>> Begin PROVIDED DATA

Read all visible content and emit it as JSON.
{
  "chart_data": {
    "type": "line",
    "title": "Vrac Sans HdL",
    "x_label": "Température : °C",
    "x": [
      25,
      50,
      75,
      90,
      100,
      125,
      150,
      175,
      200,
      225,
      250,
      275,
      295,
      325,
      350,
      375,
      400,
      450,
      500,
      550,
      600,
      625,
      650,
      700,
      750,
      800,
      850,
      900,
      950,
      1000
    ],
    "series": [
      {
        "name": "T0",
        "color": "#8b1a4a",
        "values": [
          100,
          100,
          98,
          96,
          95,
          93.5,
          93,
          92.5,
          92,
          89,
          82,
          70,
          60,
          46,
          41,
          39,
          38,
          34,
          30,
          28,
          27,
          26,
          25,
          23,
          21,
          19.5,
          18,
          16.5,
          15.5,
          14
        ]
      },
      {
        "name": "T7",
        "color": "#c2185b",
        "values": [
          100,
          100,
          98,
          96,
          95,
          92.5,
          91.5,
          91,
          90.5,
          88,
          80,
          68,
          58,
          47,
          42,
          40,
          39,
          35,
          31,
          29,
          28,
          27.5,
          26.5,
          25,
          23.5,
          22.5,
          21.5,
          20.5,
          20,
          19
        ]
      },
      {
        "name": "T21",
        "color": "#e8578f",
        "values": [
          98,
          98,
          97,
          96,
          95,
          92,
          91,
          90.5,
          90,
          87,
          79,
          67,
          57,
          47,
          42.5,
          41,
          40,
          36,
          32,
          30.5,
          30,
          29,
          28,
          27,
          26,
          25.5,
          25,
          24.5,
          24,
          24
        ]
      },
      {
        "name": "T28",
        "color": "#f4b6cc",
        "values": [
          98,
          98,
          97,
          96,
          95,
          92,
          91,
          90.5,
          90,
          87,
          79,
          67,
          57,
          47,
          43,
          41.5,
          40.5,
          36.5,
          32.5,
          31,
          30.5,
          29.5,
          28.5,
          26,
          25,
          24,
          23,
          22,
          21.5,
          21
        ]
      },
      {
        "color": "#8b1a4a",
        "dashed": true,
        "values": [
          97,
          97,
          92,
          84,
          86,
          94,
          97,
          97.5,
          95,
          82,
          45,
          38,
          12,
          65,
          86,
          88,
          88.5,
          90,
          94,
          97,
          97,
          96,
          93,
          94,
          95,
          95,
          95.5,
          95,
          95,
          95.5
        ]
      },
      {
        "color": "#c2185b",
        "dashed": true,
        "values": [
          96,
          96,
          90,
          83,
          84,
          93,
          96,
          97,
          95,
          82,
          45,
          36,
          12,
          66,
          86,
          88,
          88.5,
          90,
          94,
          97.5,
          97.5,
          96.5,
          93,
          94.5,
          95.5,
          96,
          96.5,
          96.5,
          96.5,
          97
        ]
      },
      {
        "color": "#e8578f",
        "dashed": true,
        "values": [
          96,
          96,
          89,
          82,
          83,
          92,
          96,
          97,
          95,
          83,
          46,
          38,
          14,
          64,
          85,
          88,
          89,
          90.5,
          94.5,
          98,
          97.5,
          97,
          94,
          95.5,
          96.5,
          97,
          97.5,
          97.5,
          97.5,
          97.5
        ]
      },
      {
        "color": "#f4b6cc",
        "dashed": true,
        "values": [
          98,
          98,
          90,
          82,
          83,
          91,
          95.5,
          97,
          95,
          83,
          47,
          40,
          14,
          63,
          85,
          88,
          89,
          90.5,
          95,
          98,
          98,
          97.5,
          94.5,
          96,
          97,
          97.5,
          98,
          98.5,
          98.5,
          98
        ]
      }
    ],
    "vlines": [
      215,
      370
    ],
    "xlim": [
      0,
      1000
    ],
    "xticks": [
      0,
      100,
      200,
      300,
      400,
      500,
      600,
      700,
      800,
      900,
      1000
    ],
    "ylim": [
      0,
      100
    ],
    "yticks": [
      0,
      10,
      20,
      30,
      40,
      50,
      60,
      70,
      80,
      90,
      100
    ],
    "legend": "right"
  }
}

>> End PROVIDED DATA

GIVEN REQUEST — Emit the records above again, exactly, with no line skipped.

RESULT OF THE TASK —
Read all visible content and emit it as JSON.
{
  "chart_data": {
    "type": "line",
    "title": "Vrac Sans HdL",
    "x_label": "Température : °C",
    "x": [
      25,
      50,
      75,
      90,
      100,
      125,
      150,
      175,
      200,
      225,
      250,
      275,
      295,
      325,
      350,
      375,
      400,
      450,
      500,
      550,
      600,
      625,
      650,
      700,
      750,
      800,
      850,
      900,
      950,
      1000
    ],
    "series": [
      {
        "name": "T0",
        "color": "#8b1a4a",
        "values": [
          100,
          100,
          98,
          96,
          95,
          93.5,
          93,
          92.5,
          92,
          89,
          82,
          70,
          60,
          46,
          41,
          39,
          38,
          34,
          30,
          28,
          27,
          26,
          25,
          23,
          21,
          19.5,
          18,
          16.5,
          15.5,
          14
        ]
      },
      {
        "name": "T7",
        "color": "#c2185b",
        "values": [
          100,
          100,
          98,
          96,
          95,
          92.5,
          91.5,
          91,
          90.5,
          88,
          80,
          68,
          58,
          47,
          42,
          40,
          39,
          35,
          31,
          29,
          28,
          27.5,
          26.5,
          25,
          23.5,
          22.5,
          21.5,
          20.5,
          20,
          19
        ]
      },
      {
        "name": "T21",
        "color": "#e8578f",
        "values": [
          98,
          98,
          97,
          96,
          95,
          92,
          91,
          90.5,
          90,
          87,
          79,
          67,
          57,
          47,
          42.5,
          41,
          40,
          36,
          32,
          30.5,
          30,
          29,
          28,
          27,
          26,
          25.5,
          25,
          24.5,
          24,
          24
        ]
      },
      {
        "name": "T28",
        "color": "#f4b6cc",
        "values": [
          98,
          98,
          97,
          96,
          95,
          92,
          91,
          90.5,
          90,
          87,
          79,
          67,
          57,
          47,
          43,
          41.5,
          40.5,
          36.5,
          32.5,
          31,
          30.5,
          29.5,
          28.5,
          26,
          25,
          24,
          23,
          22,
          21.5,
          21
        ]
      },
      {
        "color": "#8b1a4a",
        "dashed": true,
        "values": [
          97,
          97,
          92,
          84,
          86,
          94,
          97,
          97.5,
          95,
          82,
          45,
          38,
          12,
          65,
          86,
          88,
          88.5,
          90,
          94,
          97,
          97,
          96,
          93,
          94,
          95,
          95,
          95.5,
          95,
          95,
          95.5
        ]
      },
      {
        "color": "#c2185b",
        "dashed": true,
        "values": [
          96,
          96,
          90,
          83,
          84,
          93,
          96,
          97,
          95,
          82,
          45,
          36,
          12,
          66,
          86,
          88,
          88.5,
          90,
          94,
          97.5,
          97.5,
          96.5,
          93,
          94.5,
          95.5,
          96,
          96.5,
          96.5,
          96.5,
          97
        ]
      },
      {
        "color": "#e8578f",
        "dashed": true,
        "values": [
          96,
          96,
          89,
          82,
          83,
          92,
          96,
          97,
          95,
          83,
          46,
          38,
          14,
          64,
          85,
          88,
          89,
          90.5,
          94.5,
          98,
          97.5,
          97,
          94,
          95.5,
          96.5,
          97,
          97.5,
          97.5,
          97.5,
          97.5
        ]
      },
      {
        "color": "#f4b6cc",
        "dashed": true,
        "values": [
          98,
          98,
          90,
          82,
          83,
          91,
          95.5,
          97,
          95,
          83,
          47,
          40,
          14,
          63,
          85,
          88,
          89,
          90.5,
          95,
          98,
          98,
          97.5,
          94.5,
          96,
          97,
          97.5,
          98,
          98.5,
          98.5,
          98
        ]
      }
    ],
    "vlines": [
      215,
      370
    ],
    "xlim": [
      0,
      1000
    ],
    "xticks": [
      0,
      100,
      200,
      300,
      400,
      500,
      600,
      700,
      800,
      900,
      1000
    ],
    "ylim": [
      0,
      100
    ],
    "yticks": [
      0,
      10,
      20,
      30,
      40,
      50,
      60,
      70,
      80,
      90,
      100
    ],
    "legend": "right"
  }
}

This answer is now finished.